To be done -
Each line of the material below that holds the word "caption" needs to be copied.

━━ Extracted entries ━━

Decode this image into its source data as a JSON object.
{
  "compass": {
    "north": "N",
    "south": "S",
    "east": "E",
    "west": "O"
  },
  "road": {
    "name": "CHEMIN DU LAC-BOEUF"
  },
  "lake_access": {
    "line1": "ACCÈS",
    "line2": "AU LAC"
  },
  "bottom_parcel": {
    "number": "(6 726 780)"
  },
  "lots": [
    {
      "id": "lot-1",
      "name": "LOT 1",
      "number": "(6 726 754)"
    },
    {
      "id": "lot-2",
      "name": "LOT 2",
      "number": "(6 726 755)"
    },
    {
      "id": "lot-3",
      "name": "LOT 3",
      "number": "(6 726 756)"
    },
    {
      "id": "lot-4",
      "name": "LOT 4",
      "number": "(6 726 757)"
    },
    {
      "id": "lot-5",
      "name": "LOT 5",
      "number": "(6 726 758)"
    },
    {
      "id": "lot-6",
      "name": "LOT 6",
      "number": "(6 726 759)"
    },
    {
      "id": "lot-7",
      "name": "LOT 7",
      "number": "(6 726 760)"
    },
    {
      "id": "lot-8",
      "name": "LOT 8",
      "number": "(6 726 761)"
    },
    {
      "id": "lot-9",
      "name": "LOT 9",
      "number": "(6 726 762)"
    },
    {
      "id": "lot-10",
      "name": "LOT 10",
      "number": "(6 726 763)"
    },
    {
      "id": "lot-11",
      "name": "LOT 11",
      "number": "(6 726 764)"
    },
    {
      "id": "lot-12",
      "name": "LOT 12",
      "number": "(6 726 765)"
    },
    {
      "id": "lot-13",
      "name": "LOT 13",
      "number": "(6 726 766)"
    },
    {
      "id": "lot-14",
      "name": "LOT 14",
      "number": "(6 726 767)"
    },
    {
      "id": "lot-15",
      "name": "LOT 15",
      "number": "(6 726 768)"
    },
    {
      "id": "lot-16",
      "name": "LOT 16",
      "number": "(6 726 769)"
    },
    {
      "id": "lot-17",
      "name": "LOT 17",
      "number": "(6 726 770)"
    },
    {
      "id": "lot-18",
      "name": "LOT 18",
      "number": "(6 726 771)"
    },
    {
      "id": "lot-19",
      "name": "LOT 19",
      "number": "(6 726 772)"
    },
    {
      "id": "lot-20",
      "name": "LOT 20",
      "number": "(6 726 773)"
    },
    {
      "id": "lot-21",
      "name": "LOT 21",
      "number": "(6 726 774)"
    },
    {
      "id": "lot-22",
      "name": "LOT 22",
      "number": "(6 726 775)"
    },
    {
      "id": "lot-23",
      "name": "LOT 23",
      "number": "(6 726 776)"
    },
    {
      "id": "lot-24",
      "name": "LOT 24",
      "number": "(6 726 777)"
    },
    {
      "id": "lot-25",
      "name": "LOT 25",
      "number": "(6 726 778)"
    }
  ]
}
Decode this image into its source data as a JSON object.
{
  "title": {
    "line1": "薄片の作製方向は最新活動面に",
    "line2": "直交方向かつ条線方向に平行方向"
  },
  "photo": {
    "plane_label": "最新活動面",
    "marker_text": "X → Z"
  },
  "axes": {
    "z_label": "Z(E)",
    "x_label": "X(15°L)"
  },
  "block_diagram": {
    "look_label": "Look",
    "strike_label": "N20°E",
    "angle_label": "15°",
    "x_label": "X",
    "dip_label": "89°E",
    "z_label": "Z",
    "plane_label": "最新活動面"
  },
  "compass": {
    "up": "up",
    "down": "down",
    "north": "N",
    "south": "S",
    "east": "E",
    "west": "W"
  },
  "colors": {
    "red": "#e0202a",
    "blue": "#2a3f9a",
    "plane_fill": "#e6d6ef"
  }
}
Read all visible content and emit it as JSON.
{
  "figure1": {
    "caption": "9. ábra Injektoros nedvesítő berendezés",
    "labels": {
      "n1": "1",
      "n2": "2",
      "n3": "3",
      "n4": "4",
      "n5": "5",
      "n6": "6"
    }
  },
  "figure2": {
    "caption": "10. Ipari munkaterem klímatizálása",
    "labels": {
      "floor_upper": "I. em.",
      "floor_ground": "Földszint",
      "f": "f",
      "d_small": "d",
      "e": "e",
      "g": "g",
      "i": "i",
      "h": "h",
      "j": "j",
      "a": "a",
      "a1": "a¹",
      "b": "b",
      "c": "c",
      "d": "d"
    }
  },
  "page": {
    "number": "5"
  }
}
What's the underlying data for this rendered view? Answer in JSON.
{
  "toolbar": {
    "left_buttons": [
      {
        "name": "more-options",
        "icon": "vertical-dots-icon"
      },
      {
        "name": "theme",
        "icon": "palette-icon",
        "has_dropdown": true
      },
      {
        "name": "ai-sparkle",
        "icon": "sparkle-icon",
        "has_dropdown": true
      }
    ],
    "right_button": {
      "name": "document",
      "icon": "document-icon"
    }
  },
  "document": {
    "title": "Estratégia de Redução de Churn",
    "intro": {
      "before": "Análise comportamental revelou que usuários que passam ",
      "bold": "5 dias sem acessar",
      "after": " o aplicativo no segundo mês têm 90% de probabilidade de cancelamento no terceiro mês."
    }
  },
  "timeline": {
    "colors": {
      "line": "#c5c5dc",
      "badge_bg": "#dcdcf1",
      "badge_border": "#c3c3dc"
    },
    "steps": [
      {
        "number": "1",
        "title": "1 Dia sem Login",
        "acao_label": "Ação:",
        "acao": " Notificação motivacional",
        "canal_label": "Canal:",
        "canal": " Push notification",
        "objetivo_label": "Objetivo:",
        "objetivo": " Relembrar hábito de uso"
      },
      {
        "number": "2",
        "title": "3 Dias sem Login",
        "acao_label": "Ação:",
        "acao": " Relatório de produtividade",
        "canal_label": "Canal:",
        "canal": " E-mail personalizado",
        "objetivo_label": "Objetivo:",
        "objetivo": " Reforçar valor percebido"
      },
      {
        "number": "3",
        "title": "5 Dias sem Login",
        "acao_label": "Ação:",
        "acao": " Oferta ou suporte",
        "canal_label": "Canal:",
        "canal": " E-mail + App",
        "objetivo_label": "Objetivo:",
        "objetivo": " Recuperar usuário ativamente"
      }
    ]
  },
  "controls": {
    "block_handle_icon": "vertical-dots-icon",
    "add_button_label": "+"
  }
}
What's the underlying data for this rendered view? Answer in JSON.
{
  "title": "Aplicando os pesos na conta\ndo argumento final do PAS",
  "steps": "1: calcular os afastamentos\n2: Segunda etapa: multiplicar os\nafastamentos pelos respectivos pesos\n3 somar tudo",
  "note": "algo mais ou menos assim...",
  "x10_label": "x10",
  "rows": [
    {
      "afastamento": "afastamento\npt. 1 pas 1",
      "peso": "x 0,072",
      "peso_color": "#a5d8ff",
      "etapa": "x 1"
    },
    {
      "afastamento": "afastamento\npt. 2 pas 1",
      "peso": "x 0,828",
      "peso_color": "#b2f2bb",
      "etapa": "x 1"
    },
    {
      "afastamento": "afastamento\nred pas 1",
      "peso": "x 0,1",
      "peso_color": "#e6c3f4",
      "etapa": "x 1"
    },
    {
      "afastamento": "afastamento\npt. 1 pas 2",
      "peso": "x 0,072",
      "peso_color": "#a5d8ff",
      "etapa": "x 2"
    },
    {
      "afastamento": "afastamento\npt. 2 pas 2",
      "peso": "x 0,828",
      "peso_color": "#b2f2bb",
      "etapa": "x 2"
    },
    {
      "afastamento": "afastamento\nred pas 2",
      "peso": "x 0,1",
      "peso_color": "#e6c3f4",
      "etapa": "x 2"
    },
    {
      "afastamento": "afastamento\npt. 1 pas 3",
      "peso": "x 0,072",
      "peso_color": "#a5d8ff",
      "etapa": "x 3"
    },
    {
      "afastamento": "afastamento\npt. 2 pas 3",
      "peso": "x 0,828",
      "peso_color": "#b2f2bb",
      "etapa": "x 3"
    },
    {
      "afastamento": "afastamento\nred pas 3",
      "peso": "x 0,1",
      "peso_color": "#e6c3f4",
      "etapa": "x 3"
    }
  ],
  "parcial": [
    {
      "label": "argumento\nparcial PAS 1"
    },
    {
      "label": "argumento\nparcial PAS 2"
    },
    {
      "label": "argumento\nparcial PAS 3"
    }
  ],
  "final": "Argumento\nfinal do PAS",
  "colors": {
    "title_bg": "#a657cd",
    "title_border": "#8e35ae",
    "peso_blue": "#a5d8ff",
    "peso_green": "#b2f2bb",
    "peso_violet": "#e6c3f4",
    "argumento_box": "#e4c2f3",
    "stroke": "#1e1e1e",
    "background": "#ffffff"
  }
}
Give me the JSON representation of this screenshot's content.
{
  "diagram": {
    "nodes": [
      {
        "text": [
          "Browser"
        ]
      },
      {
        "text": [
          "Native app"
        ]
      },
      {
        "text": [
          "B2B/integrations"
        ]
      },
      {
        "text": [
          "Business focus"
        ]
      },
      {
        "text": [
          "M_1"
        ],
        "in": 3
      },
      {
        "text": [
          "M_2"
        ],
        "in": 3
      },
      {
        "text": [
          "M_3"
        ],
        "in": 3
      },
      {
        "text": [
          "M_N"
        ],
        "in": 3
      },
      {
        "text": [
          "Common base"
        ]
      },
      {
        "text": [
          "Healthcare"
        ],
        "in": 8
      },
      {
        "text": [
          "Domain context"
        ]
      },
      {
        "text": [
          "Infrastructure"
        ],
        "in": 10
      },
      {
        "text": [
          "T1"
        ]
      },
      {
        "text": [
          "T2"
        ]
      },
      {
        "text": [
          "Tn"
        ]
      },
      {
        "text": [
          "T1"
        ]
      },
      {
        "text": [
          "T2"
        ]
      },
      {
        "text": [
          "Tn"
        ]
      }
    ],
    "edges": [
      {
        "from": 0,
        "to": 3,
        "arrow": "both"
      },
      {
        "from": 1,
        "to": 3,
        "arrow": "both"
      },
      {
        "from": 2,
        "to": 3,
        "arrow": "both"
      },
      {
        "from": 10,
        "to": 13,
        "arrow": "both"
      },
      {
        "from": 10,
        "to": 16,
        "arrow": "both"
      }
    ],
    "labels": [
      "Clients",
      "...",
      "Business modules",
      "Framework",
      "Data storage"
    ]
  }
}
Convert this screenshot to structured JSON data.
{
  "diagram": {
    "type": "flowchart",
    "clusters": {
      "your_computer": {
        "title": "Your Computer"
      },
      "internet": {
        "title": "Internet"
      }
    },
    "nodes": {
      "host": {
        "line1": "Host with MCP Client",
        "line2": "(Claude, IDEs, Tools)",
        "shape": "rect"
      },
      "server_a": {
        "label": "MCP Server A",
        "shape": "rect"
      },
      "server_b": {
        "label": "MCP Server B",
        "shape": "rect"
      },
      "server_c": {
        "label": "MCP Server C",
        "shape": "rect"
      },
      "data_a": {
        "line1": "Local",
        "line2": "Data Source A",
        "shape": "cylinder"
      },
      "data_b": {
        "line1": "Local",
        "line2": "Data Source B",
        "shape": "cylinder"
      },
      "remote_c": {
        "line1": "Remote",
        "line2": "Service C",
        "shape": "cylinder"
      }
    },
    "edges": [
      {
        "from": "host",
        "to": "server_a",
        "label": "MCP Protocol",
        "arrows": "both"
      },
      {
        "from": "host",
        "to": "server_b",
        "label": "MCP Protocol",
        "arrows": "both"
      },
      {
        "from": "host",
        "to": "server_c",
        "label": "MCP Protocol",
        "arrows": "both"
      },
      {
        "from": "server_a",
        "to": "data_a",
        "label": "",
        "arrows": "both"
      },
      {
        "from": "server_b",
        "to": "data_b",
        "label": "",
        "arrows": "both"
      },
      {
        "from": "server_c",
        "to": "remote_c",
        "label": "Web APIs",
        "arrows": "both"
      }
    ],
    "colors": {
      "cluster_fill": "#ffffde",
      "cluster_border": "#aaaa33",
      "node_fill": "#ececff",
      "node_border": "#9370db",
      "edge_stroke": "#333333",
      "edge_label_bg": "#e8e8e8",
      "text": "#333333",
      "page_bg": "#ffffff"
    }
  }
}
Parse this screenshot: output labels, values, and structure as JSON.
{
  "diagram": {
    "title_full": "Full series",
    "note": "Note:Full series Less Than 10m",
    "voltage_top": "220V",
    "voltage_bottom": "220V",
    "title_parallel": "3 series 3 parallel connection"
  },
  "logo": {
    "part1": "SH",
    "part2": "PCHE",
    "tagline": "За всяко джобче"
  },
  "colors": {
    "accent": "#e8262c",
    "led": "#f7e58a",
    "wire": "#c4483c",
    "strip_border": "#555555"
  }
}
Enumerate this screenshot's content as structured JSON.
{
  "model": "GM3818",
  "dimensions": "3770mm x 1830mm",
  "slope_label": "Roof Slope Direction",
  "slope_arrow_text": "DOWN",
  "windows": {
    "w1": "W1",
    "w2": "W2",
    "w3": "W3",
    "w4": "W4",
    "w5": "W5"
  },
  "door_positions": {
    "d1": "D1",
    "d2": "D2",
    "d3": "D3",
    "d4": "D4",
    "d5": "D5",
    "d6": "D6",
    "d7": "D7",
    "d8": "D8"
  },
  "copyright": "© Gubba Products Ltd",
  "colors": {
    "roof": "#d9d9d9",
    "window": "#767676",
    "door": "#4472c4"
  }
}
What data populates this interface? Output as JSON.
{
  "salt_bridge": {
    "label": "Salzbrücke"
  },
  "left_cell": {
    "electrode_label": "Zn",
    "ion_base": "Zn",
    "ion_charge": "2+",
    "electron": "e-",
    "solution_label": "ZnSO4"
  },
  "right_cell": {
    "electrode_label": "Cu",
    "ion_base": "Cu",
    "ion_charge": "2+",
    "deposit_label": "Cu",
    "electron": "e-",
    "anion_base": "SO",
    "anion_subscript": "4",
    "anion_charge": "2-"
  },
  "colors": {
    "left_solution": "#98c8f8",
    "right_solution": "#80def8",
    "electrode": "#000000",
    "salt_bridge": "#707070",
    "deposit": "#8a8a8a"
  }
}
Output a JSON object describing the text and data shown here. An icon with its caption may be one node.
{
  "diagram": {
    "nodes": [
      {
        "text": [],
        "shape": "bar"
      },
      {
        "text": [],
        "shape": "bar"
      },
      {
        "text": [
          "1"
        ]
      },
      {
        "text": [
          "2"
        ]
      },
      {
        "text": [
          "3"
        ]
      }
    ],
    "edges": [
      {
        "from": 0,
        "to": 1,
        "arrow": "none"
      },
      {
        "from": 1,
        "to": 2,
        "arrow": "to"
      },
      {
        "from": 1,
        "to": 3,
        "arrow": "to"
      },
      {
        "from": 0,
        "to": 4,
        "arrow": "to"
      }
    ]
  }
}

━━━

Written reply -
    "caption": "9. ábra Injektoros nedvesítő berendezés",
    "caption": "10. Ipari munkaterem klímatizálása",
Output a JSON object describing the text and data shown here. An icon with its caption may be one node.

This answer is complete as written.